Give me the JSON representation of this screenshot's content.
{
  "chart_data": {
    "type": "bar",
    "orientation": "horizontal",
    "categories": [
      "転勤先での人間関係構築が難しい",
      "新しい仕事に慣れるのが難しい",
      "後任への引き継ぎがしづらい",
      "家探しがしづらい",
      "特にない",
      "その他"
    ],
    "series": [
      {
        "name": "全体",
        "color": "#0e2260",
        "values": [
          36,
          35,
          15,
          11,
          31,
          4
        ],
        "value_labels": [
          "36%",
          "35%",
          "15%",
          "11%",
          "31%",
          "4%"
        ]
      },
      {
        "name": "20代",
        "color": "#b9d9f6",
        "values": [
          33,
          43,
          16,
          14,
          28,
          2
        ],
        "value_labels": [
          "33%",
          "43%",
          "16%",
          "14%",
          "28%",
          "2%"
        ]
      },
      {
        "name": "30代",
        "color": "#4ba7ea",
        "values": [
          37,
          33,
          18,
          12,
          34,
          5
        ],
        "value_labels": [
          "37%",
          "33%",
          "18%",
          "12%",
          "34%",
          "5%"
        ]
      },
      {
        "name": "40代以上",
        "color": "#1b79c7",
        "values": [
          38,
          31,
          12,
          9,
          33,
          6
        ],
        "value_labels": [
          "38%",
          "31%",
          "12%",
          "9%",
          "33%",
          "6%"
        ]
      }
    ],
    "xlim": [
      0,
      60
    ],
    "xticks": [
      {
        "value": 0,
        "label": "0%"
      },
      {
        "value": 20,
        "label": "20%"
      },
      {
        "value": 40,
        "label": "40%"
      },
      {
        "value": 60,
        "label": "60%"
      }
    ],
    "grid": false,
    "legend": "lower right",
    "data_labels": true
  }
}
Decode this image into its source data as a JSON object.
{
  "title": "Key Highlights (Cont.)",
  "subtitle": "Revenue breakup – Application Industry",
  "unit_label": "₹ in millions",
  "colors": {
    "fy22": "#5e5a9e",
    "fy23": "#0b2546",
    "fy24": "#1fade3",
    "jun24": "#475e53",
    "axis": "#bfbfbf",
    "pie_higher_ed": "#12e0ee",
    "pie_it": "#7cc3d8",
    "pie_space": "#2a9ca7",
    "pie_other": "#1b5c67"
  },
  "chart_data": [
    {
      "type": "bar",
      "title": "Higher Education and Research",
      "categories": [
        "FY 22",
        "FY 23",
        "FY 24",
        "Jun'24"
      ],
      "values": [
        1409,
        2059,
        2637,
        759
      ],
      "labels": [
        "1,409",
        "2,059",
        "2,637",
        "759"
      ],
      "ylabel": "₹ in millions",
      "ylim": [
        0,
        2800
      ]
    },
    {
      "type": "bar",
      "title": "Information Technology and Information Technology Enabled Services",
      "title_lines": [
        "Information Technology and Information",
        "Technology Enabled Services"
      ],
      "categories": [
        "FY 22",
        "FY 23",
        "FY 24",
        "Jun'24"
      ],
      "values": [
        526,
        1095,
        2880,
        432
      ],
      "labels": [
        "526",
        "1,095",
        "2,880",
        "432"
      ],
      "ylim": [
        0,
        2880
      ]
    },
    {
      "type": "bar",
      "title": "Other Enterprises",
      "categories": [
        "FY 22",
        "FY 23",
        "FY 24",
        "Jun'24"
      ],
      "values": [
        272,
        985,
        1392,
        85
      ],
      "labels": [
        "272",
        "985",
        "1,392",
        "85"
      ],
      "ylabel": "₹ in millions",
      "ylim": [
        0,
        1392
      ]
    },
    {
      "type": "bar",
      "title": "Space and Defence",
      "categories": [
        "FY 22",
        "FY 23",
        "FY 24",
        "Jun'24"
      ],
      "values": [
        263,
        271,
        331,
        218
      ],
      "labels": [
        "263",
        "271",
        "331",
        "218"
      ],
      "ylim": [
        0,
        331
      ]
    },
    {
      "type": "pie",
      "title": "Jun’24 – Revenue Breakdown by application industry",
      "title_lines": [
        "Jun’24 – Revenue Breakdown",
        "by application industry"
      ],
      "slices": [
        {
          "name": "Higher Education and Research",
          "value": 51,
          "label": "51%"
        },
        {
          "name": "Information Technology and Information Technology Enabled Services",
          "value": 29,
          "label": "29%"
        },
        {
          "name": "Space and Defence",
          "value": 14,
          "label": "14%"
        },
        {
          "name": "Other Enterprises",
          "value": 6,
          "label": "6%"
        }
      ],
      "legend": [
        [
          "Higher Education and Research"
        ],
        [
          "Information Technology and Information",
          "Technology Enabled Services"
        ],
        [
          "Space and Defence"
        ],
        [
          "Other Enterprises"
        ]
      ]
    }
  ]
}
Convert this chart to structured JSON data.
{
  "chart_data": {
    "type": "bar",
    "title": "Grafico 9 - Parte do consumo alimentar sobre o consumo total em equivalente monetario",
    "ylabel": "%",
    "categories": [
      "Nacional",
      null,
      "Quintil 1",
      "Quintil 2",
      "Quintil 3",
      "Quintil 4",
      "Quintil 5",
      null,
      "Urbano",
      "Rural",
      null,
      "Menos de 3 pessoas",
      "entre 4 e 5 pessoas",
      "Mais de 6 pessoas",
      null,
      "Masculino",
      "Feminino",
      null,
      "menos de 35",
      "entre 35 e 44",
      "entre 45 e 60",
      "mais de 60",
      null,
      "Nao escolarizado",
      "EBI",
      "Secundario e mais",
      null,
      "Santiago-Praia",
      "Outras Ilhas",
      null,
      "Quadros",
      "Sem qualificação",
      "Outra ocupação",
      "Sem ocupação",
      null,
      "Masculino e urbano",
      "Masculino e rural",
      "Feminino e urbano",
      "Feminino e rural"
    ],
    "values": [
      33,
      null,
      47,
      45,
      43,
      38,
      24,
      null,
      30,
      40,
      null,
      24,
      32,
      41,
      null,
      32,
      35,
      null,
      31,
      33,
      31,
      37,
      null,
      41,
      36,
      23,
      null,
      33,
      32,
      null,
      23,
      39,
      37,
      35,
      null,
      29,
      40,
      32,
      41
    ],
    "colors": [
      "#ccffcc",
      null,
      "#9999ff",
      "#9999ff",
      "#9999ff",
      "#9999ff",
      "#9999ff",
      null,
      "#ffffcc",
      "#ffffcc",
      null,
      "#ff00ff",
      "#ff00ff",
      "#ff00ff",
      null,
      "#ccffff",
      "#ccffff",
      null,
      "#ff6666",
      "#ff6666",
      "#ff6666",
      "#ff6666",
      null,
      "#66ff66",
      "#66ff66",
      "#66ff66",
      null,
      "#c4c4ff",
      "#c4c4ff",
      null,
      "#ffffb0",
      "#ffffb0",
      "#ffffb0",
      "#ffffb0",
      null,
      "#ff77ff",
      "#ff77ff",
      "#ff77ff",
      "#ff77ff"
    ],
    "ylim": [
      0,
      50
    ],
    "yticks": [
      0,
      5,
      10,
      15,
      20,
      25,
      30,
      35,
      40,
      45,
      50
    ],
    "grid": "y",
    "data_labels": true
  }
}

────────────────────────────────────────

Output the records above in their entirety, exactly.

Give me the JSON representation of this screenshot's content.
{
  "chart_data": {
    "type": "bar",
    "orientation": "horizontal",
    "categories": [
      "転勤先での人間関係構築が難しい",
      "新しい仕事に慣れるのが難しい",
      "後任への引き継ぎがしづらい",
      "家探しがしづらい",
      "特にない",
      "その他"
    ],
    "series": [
      {
        "name": "全体",
        "color": "#0e2260",
        "values": [
          36,
          35,
          15,
          11,
          31,
          4
        ],
        "value_labels": [
          "36%",
          "35%",
          "15%",
          "11%",
          "31%",
          "4%"
        ]
      },
      {
        "name": "20代",
        "color": "#b9d9f6",
        "values": [
          33,
          43,
          16,
          14,
          28,
          2
        ],
        "value_labels": [
          "33%",
          "43%",
          "16%",
          "14%",
          "28%",
          "2%"
        ]
      },
      {
        "name": "30代",
        "color": "#4ba7ea",
        "values": [
          37,
          33,
          18,
          12,
          34,
          5
        ],
        "value_labels": [
          "37%",
          "33%",
          "18%",
          "12%",
          "34%",
          "5%"
        ]
      },
      {
        "name": "40代以上",
        "color": "#1b79c7",
        "values": [
          38,
          31,
          12,
          9,
          33,
          6
        ],
        "value_labels": [
          "38%",
          "31%",
          "12%",
          "9%",
          "33%",
          "6%"
        ]
      }
    ],
    "xlim": [
      0,
      60
    ],
    "xticks": [
      {
        "value": 0,
        "label": "0%"
      },
      {
        "value": 20,
        "label": "20%"
      },
      {
        "value": 40,
        "label": "40%"
      },
      {
        "value": 60,
        "label": "60%"
      }
    ],
    "grid": false,
    "legend": "lower right",
    "data_labels": true
  }
}
Decode this image into its source data as a JSON object.
{
  "title": "Key Highlights (Cont.)",
  "subtitle": "Revenue breakup – Application Industry",
  "unit_label": "₹ in millions",
  "colors": {
    "fy22": "#5e5a9e",
    "fy23": "#0b2546",
    "fy24": "#1fade3",
    "jun24": "#475e53",
    "axis": "#bfbfbf",
    "pie_higher_ed": "#12e0ee",
    "pie_it": "#7cc3d8",
    "pie_space": "#2a9ca7",
    "pie_other": "#1b5c67"
  },
  "chart_data": [
    {
      "type": "bar",
      "title": "Higher Education and Research",
      "categories": [
        "FY 22",
        "FY 23",
        "FY 24",
        "Jun'24"
      ],
      "values": [
        1409,
        2059,
        2637,
        759
      ],
      "labels": [
        "1,409",
        "2,059",
        "2,637",
        "759"
      ],
      "ylabel": "₹ in millions",
      "ylim": [
        0,
        2800
      ]
    },
    {
      "type": "bar",
      "title": "Information Technology and Information Technology Enabled Services",
      "title_lines": [
        "Information Technology and Information",
        "Technology Enabled Services"
      ],
      "categories": [
        "FY 22",
        "FY 23",
        "FY 24",
        "Jun'24"
      ],
      "values": [
        526,
        1095,
        2880,
        432
      ],
      "labels": [
        "526",
        "1,095",
        "2,880",
        "432"
      ],
      "ylim": [
        0,
        2880
      ]
    },
    {
      "type": "bar",
      "title": "Other Enterprises",
      "categories": [
        "FY 22",
        "FY 23",
        "FY 24",
        "Jun'24"
      ],
      "values": [
        272,
        985,
        1392,
        85
      ],
      "labels": [
        "272",
        "985",
        "1,392",
        "85"
      ],
      "ylabel": "₹ in millions",
      "ylim": [
        0,
        1392
      ]
    },
    {
      "type": "bar",
      "title": "Space and Defence",
      "categories": [
        "FY 22",
        "FY 23",
        "FY 24",
        "Jun'24"
      ],
      "values": [
        263,
        271,
        331,
        218
      ],
      "labels": [
        "263",
        "271",
        "331",
        "218"
      ],
      "ylim": [
        0,
        331
      ]
    },
    {
      "type": "pie",
      "title": "Jun’24 – Revenue Breakdown by application industry",
      "title_lines": [
        "Jun’24 – Revenue Breakdown",
        "by application industry"
      ],
      "slices": [
        {
          "name": "Higher Education and Research",
          "value": 51,
          "label": "51%"
        },
        {
          "name": "Information Technology and Information Technology Enabled Services",
          "value": 29,
          "label": "29%"
        },
        {
          "name": "Space and Defence",
          "value": 14,
          "label": "14%"
        },
        {
          "name": "Other Enterprises",
          "value": 6,
          "label": "6%"
        }
      ],
      "legend": [
        [
          "Higher Education and Research"
        ],
        [
          "Information Technology and Information",
          "Technology Enabled Services"
        ],
        [
          "Space and Defence"
        ],
        [
          "Other Enterprises"
        ]
      ]
    }
  ]
}
Convert this chart to structured JSON data.
{
  "chart_data": {
    "type": "bar",
    "title": "Grafico 9 - Parte do consumo alimentar sobre o consumo total em equivalente monetario",
    "ylabel": "%",
    "categories": [
      "Nacional",
      null,
      "Quintil 1",
      "Quintil 2",
      "Quintil 3",
      "Quintil 4",
      "Quintil 5",
      null,
      "Urbano",
      "Rural",
      null,
      "Menos de 3 pessoas",
      "entre 4 e 5 pessoas",
      "Mais de 6 pessoas",
      null,
      "Masculino",
      "Feminino",
      null,
      "menos de 35",
      "entre 35 e 44",
      "entre 45 e 60",
      "mais de 60",
      null,
      "Nao escolarizado",
      "EBI",
      "Secundario e mais",
      null,
      "Santiago-Praia",
      "Outras Ilhas",
      null,
      "Quadros",
      "Sem qualificação",
      "Outra ocupação",
      "Sem ocupação",
      null,
      "Masculino e urbano",
      "Masculino e rural",
      "Feminino e urbano",
      "Feminino e rural"
    ],
    "values": [
      33,
      null,
      47,
      45,
      43,
      38,
      24,
      null,
      30,
      40,
      null,
      24,
      32,
      41,
      null,
      32,
      35,
      null,
      31,
      33,
      31,
      37,
      null,
      41,
      36,
      23,
      null,
      33,
      32,
      null,
      23,
      39,
      37,
      35,
      null,
      29,
      40,
      32,
      41
    ],
    "colors": [
      "#ccffcc",
      null,
      "#9999ff",
      "#9999ff",
      "#9999ff",
      "#9999ff",
      "#9999ff",
      null,
      "#ffffcc",
      "#ffffcc",
      null,
      "#ff00ff",
      "#ff00ff",
      "#ff00ff",
      null,
      "#ccffff",
      "#ccffff",
      null,
      "#ff6666",
      "#ff6666",
      "#ff6666",
      "#ff6666",
      null,
      "#66ff66",
      "#66ff66",
      "#66ff66",
      null,
      "#c4c4ff",
      "#c4c4ff",
      null,
      "#ffffb0",
      "#ffffb0",
      "#ffffb0",
      "#ffffb0",
      null,
      "#ff77ff",
      "#ff77ff",
      "#ff77ff",
      "#ff77ff"
    ],
    "ylim": [
      0,
      50
    ],
    "yticks": [
      0,
      5,
      10,
      15,
      20,
      25,
      30,
      35,
      40,
      45,
      50
    ],
    "grid": "y",
    "data_labels": true
  }
}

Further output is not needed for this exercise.